┌──
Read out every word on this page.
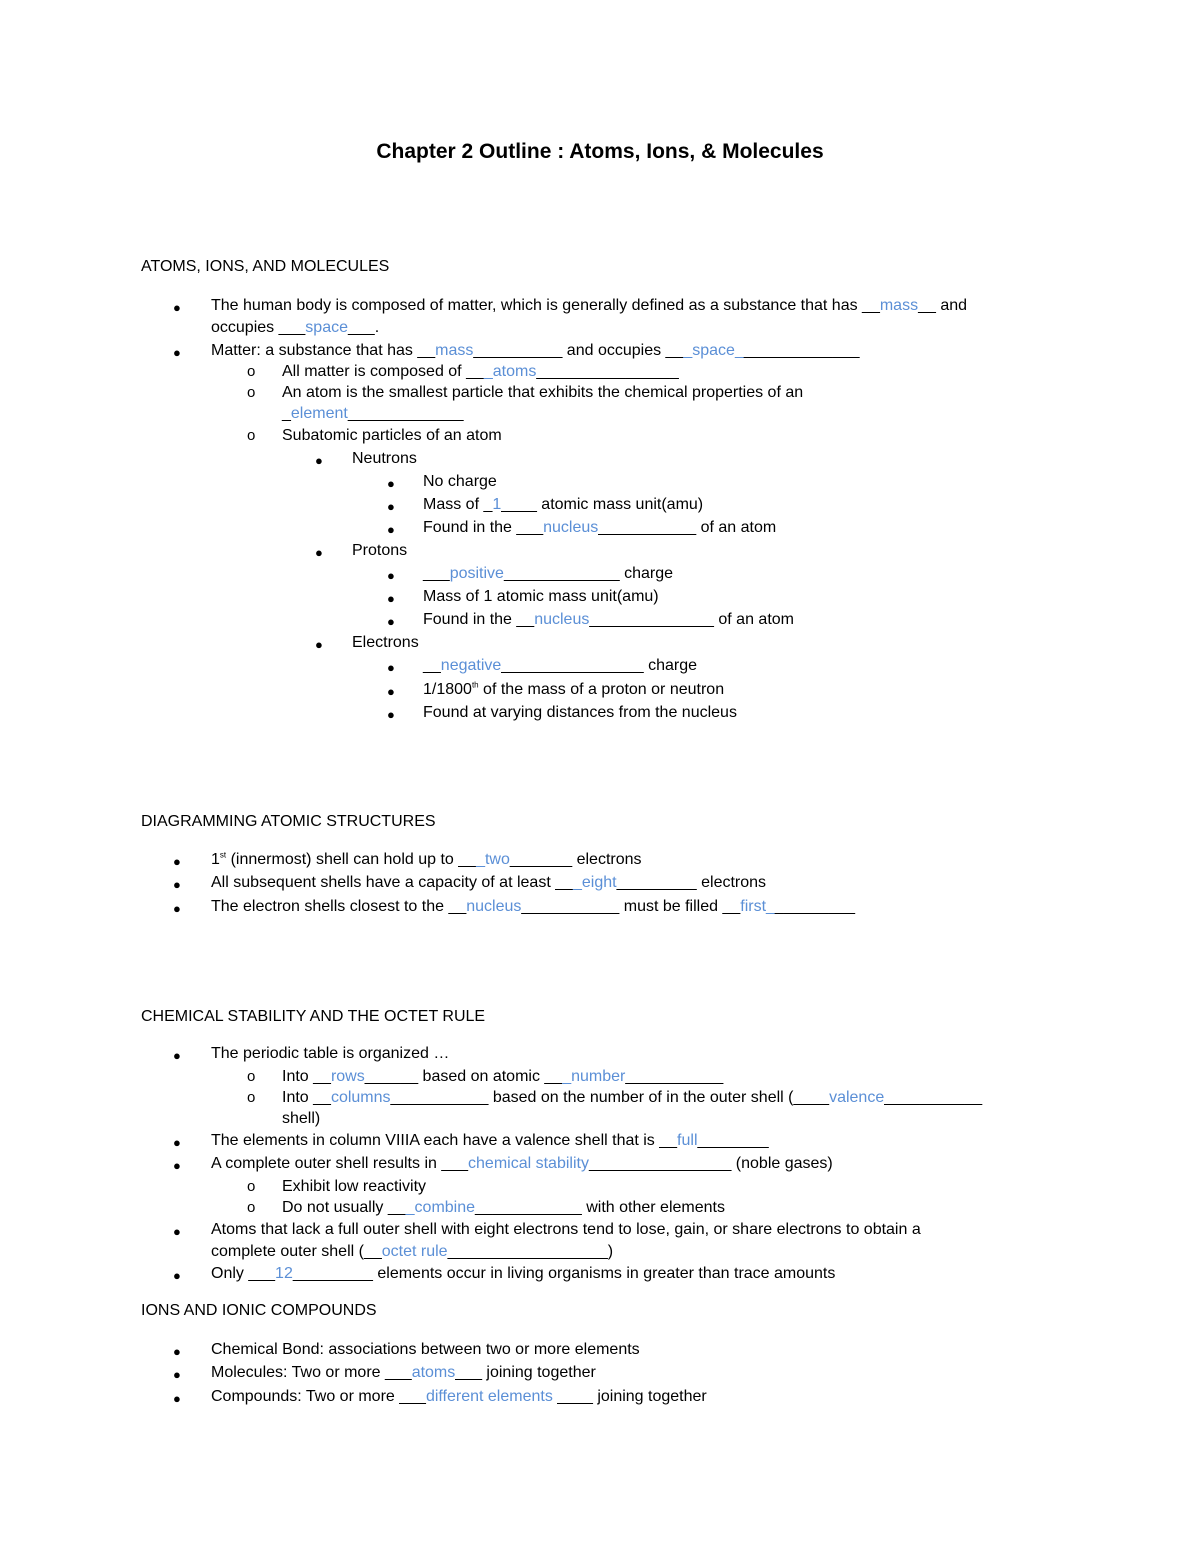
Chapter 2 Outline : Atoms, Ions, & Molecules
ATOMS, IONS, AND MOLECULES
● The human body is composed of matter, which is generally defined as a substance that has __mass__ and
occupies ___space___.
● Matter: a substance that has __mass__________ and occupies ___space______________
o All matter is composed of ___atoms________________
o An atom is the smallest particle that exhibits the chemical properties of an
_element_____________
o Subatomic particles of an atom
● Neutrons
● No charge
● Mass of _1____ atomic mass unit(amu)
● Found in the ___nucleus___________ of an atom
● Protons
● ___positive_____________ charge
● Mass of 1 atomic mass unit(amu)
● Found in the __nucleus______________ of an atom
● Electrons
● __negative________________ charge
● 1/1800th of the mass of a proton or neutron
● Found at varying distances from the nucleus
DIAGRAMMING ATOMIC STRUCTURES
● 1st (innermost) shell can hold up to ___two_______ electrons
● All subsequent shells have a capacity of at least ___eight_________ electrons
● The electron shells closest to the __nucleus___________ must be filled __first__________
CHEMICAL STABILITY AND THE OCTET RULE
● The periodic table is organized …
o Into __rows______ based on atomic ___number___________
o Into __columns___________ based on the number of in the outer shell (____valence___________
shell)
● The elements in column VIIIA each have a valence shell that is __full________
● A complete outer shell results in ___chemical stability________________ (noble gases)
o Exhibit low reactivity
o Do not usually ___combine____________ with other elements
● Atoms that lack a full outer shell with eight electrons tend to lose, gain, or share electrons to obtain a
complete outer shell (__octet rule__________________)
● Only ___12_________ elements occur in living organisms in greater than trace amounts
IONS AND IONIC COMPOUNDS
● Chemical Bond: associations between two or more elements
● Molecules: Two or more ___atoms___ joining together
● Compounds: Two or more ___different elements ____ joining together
└──
Task brief: In the records above, find each line holding "occupies" and copy it.

Complete answer:
occupies ___space___.
● Matter: a substance that has __mass__________ and occupies ___space______________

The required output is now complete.